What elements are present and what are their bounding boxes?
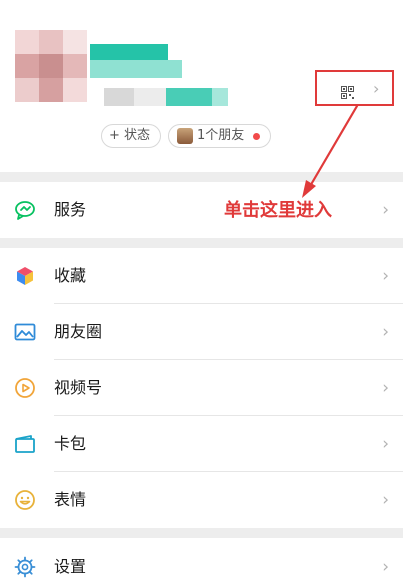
menu-item-label: 收藏 bbox=[54, 266, 87, 285]
chevron-right-icon: › bbox=[382, 378, 389, 398]
menu-item-stickers[interactable]: 表情 › bbox=[0, 472, 403, 528]
moments-picture-icon bbox=[14, 323, 36, 341]
chevron-right-icon: › bbox=[382, 322, 389, 342]
menu-item-channels[interactable]: 视频号 › bbox=[0, 360, 403, 416]
wechat-id-blurred bbox=[104, 88, 228, 106]
nickname-blurred bbox=[90, 44, 182, 80]
qr-code-icon bbox=[341, 86, 354, 99]
status-button[interactable]: + 状态 bbox=[101, 124, 161, 148]
menu-item-favorites[interactable]: 收藏 › bbox=[0, 248, 403, 304]
chevron-right-icon: › bbox=[382, 266, 389, 286]
menu-item-label: 卡包 bbox=[54, 434, 87, 453]
menu-item-service[interactable]: 服务 › bbox=[0, 182, 403, 238]
menu-item-label: 表情 bbox=[54, 490, 87, 509]
chevron-right-icon: › bbox=[382, 490, 389, 510]
friend-avatar bbox=[177, 128, 193, 144]
menu-item-cards[interactable]: 卡包 › bbox=[0, 416, 403, 472]
friends-label: 1个朋友 bbox=[197, 128, 245, 143]
section-divider bbox=[0, 238, 403, 248]
favorites-cube-icon bbox=[17, 267, 33, 285]
chevron-right-icon: › bbox=[382, 557, 389, 577]
menu-item-settings[interactable]: 设置 › bbox=[0, 538, 403, 586]
profile-header[interactable]: › + 状态 1个朋友 bbox=[0, 0, 403, 172]
notification-dot bbox=[253, 133, 260, 140]
menu-item-label: 视频号 bbox=[54, 378, 103, 397]
chevron-right-icon: › bbox=[382, 200, 389, 220]
gear-icon bbox=[14, 556, 36, 578]
chevron-right-icon: › bbox=[382, 434, 389, 454]
status-label: + 状态 bbox=[109, 128, 151, 143]
section-divider bbox=[0, 528, 403, 538]
card-wallet-icon bbox=[15, 435, 35, 453]
friends-status-button[interactable]: 1个朋友 bbox=[168, 124, 271, 148]
section-divider bbox=[0, 172, 403, 182]
qr-code-entry[interactable]: › bbox=[315, 70, 394, 106]
menu-item-moments[interactable]: 朋友圈 › bbox=[0, 304, 403, 360]
avatar[interactable] bbox=[15, 30, 87, 102]
menu-item-label: 设置 bbox=[54, 557, 87, 576]
menu-item-label: 服务 bbox=[54, 200, 87, 219]
annotation-text: 单击这里进入 bbox=[224, 200, 332, 221]
chevron-right-icon: › bbox=[373, 79, 380, 98]
smiley-icon bbox=[15, 490, 35, 510]
service-icon bbox=[15, 201, 35, 220]
channels-play-icon bbox=[15, 378, 35, 398]
menu-item-label: 朋友圈 bbox=[54, 322, 103, 341]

════════════════

▶ Work instructions
Please reproduce the listing above line for line and word for word, leaving out the picture.

▶ The output
What elements are present and what are their bounding boxes?
menu-item-label: 收藏 bbox=[54, 266, 87, 285]
chevron-right-icon: › bbox=[382, 378, 389, 398]
menu-item-stickers[interactable]: 表情 › bbox=[0, 472, 403, 528]
moments-picture-icon bbox=[14, 323, 36, 341]
chevron-right-icon: › bbox=[382, 322, 389, 342]
menu-item-channels[interactable]: 视频号 › bbox=[0, 360, 403, 416]
wechat-id-blurred bbox=[104, 88, 228, 106]
nickname-blurred bbox=[90, 44, 182, 80]
qr-code-icon bbox=[341, 86, 354, 99]
status-button[interactable]: + 状态 bbox=[101, 124, 161, 148]
menu-item-favorites[interactable]: 收藏 › bbox=[0, 248, 403, 304]
chevron-right-icon: › bbox=[382, 266, 389, 286]
menu-item-label: 卡包 bbox=[54, 434, 87, 453]
menu-item-service[interactable]: 服务 › bbox=[0, 182, 403, 238]
menu-item-label: 表情 bbox=[54, 490, 87, 509]
chevron-right-icon: › bbox=[382, 490, 389, 510]
friend-avatar bbox=[177, 128, 193, 144]
menu-item-cards[interactable]: 卡包 › bbox=[0, 416, 403, 472]
friends-label: 1个朋友 bbox=[197, 128, 245, 143]
section-divider bbox=[0, 238, 403, 248]
favorites-cube-icon bbox=[17, 267, 33, 285]
chevron-right-icon: › bbox=[382, 557, 389, 577]
menu-item-settings[interactable]: 设置 › bbox=[0, 538, 403, 586]
profile-header[interactable]: › + 状态 1个朋友 bbox=[0, 0, 403, 172]
notification-dot bbox=[253, 133, 260, 140]
menu-item-label: 视频号 bbox=[54, 378, 103, 397]
chevron-right-icon: › bbox=[382, 200, 389, 220]
gear-icon bbox=[14, 556, 36, 578]
chevron-right-icon: › bbox=[382, 434, 389, 454]
status-label: + 状态 bbox=[109, 128, 151, 143]
section-divider bbox=[0, 528, 403, 538]
card-wallet-icon bbox=[15, 435, 35, 453]
friends-status-button[interactable]: 1个朋友 bbox=[168, 124, 271, 148]
section-divider bbox=[0, 172, 403, 182]
qr-code-entry[interactable]: › bbox=[315, 70, 394, 106]
menu-item-moments[interactable]: 朋友圈 › bbox=[0, 304, 403, 360]
avatar[interactable] bbox=[15, 30, 87, 102]
menu-item-label: 设置 bbox=[54, 557, 87, 576]
menu-item-label: 服务 bbox=[54, 200, 87, 219]
annotation-text: 单击这里进入 bbox=[224, 200, 332, 221]
chevron-right-icon: › bbox=[373, 79, 380, 98]
smiley-icon bbox=[15, 490, 35, 510]
service-icon bbox=[15, 201, 35, 220]
channels-play-icon bbox=[15, 378, 35, 398]
menu-item-label: 朋友圈 bbox=[54, 322, 103, 341]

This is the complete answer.